Extracted records
# # # #

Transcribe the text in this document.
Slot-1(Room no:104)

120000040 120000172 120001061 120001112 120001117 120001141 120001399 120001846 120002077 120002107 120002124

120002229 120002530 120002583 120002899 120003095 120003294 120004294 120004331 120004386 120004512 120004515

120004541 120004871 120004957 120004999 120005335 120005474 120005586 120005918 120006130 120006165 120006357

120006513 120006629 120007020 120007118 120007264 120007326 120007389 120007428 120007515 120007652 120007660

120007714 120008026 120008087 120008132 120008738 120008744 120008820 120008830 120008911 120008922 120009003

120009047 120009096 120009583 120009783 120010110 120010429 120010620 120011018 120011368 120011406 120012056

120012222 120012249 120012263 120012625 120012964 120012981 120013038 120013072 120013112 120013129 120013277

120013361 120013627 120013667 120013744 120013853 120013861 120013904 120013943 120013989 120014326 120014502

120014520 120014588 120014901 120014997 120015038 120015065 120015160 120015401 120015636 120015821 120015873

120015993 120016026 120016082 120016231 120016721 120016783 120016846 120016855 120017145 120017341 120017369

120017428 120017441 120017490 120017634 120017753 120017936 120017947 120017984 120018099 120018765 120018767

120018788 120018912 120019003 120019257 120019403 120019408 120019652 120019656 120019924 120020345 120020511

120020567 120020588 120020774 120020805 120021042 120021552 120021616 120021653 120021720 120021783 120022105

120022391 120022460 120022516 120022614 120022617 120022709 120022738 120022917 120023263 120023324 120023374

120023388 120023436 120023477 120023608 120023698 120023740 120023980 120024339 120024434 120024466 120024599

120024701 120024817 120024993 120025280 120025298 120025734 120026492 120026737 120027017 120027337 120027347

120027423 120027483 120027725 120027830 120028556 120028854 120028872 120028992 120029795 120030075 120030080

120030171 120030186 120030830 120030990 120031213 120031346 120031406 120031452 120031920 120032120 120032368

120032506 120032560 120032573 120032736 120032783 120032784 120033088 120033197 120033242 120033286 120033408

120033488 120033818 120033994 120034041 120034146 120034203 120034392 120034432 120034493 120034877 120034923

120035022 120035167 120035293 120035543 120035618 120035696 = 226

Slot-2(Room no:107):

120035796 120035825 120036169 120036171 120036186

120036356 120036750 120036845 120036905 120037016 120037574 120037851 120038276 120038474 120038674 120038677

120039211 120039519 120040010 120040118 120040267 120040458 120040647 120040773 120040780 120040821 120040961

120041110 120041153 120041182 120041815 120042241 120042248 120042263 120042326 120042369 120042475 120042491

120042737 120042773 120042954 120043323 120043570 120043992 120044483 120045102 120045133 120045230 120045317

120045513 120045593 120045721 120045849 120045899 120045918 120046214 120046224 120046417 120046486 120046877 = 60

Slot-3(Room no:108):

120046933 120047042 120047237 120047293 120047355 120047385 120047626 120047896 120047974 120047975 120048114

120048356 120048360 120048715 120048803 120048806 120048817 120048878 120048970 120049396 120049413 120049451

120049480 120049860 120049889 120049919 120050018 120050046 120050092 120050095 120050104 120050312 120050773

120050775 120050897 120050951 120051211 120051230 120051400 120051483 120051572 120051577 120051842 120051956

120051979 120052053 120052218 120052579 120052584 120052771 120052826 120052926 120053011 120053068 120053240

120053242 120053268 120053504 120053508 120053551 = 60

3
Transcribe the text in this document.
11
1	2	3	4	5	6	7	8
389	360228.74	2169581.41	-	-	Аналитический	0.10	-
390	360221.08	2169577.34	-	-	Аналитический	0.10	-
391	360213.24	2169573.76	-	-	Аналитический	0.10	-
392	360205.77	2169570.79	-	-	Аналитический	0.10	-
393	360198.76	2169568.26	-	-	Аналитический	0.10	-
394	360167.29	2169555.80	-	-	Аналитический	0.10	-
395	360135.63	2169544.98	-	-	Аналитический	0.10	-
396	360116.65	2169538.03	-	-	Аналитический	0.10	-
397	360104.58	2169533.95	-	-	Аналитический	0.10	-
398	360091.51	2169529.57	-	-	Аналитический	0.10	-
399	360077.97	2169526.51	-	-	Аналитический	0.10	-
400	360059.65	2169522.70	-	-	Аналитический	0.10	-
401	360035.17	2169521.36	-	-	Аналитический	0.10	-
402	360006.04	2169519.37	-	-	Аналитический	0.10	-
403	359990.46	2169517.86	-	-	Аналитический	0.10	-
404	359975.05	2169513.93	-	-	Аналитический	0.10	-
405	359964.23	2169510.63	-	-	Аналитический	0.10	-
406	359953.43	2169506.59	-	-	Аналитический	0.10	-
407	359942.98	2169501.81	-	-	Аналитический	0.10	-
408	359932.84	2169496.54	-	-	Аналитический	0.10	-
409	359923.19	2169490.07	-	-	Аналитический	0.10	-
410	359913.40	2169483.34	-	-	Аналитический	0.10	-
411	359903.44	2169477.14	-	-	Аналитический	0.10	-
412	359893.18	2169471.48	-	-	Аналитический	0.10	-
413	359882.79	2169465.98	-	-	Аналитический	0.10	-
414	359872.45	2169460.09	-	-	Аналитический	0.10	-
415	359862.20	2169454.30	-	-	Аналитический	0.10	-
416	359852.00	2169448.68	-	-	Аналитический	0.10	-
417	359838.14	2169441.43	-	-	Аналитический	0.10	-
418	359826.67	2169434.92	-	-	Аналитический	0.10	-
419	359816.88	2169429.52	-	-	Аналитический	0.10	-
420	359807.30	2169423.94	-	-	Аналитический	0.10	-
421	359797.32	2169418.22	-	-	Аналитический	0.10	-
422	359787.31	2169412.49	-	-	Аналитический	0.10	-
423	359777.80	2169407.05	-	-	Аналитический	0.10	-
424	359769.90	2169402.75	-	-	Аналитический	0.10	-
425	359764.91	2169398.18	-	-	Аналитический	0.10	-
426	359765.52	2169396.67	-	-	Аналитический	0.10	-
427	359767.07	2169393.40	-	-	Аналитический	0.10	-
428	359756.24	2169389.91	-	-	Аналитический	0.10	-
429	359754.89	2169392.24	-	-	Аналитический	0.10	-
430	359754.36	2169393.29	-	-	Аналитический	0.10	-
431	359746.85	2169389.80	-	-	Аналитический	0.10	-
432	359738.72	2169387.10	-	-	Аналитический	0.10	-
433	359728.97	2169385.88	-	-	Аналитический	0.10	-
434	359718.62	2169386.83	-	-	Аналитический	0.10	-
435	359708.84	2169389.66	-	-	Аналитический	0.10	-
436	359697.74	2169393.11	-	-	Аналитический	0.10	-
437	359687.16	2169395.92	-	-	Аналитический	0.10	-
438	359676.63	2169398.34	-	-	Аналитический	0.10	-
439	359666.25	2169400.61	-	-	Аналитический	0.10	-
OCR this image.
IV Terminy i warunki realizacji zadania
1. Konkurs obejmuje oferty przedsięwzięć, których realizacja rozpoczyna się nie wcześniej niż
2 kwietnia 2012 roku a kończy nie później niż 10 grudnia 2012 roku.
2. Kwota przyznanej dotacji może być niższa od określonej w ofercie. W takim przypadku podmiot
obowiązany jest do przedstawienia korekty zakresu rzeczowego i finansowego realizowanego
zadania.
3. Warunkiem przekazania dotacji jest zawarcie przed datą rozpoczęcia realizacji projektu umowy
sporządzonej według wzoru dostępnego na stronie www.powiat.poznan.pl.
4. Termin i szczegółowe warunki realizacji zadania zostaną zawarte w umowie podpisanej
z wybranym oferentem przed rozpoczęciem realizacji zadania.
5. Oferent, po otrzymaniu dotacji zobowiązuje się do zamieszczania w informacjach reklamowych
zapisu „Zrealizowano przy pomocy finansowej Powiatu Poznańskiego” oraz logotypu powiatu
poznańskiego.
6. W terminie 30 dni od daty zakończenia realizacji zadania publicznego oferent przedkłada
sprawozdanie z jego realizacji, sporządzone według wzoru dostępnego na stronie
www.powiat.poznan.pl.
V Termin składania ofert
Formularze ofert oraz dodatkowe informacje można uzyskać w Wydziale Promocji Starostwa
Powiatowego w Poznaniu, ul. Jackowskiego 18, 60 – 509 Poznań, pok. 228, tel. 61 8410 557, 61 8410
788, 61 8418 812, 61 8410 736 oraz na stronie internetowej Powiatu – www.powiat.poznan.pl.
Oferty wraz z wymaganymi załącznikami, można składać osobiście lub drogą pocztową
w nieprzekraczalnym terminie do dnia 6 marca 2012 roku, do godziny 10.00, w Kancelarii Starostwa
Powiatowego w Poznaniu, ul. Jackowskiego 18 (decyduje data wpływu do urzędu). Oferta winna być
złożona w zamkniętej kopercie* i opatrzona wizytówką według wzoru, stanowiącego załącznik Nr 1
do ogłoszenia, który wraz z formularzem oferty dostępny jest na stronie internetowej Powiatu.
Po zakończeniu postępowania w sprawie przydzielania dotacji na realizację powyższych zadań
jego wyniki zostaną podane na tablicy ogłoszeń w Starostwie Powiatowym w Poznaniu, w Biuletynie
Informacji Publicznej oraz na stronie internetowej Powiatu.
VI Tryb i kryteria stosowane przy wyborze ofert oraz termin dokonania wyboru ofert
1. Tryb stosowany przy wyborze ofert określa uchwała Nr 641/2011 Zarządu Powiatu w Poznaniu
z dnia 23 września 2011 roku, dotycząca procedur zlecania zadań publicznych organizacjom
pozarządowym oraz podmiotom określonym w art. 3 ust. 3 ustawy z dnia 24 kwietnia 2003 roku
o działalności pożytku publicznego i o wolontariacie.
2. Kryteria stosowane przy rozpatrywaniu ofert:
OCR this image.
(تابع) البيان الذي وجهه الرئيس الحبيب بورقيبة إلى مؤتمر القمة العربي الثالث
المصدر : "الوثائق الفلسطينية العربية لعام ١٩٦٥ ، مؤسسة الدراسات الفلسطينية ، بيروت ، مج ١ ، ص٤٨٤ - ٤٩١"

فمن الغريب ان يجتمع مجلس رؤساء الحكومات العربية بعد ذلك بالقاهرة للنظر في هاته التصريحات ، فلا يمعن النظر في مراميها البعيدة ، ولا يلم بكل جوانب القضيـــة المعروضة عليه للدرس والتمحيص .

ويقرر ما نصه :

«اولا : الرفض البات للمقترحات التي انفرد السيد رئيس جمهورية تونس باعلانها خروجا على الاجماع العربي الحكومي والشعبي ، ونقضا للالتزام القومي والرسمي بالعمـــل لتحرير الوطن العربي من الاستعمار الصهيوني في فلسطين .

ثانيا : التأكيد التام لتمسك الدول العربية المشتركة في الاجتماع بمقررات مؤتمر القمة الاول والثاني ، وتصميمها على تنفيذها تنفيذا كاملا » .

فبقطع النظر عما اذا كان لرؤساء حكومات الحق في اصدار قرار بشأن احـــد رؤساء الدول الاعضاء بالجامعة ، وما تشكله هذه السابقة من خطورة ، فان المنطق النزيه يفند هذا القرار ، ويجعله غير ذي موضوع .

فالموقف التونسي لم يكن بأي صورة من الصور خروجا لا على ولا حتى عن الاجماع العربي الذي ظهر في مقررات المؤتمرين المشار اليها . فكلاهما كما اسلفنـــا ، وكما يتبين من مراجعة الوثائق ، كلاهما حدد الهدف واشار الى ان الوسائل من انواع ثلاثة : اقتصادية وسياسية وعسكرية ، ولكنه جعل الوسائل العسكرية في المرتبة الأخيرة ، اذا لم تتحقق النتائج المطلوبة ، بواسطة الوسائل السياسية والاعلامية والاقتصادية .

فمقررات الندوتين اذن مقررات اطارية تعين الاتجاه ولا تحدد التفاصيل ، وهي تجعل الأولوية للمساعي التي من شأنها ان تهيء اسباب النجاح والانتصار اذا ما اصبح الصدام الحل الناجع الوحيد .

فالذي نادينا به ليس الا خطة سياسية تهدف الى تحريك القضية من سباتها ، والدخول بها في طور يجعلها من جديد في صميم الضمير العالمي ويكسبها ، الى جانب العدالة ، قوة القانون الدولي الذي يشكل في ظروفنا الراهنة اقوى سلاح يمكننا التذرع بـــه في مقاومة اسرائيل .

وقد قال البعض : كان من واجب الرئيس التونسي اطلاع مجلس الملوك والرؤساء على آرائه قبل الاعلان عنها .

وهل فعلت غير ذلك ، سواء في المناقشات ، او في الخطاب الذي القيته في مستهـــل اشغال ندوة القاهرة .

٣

# # # #

State how many lines of the listing above hold the word "Room", with nothing but the number.

3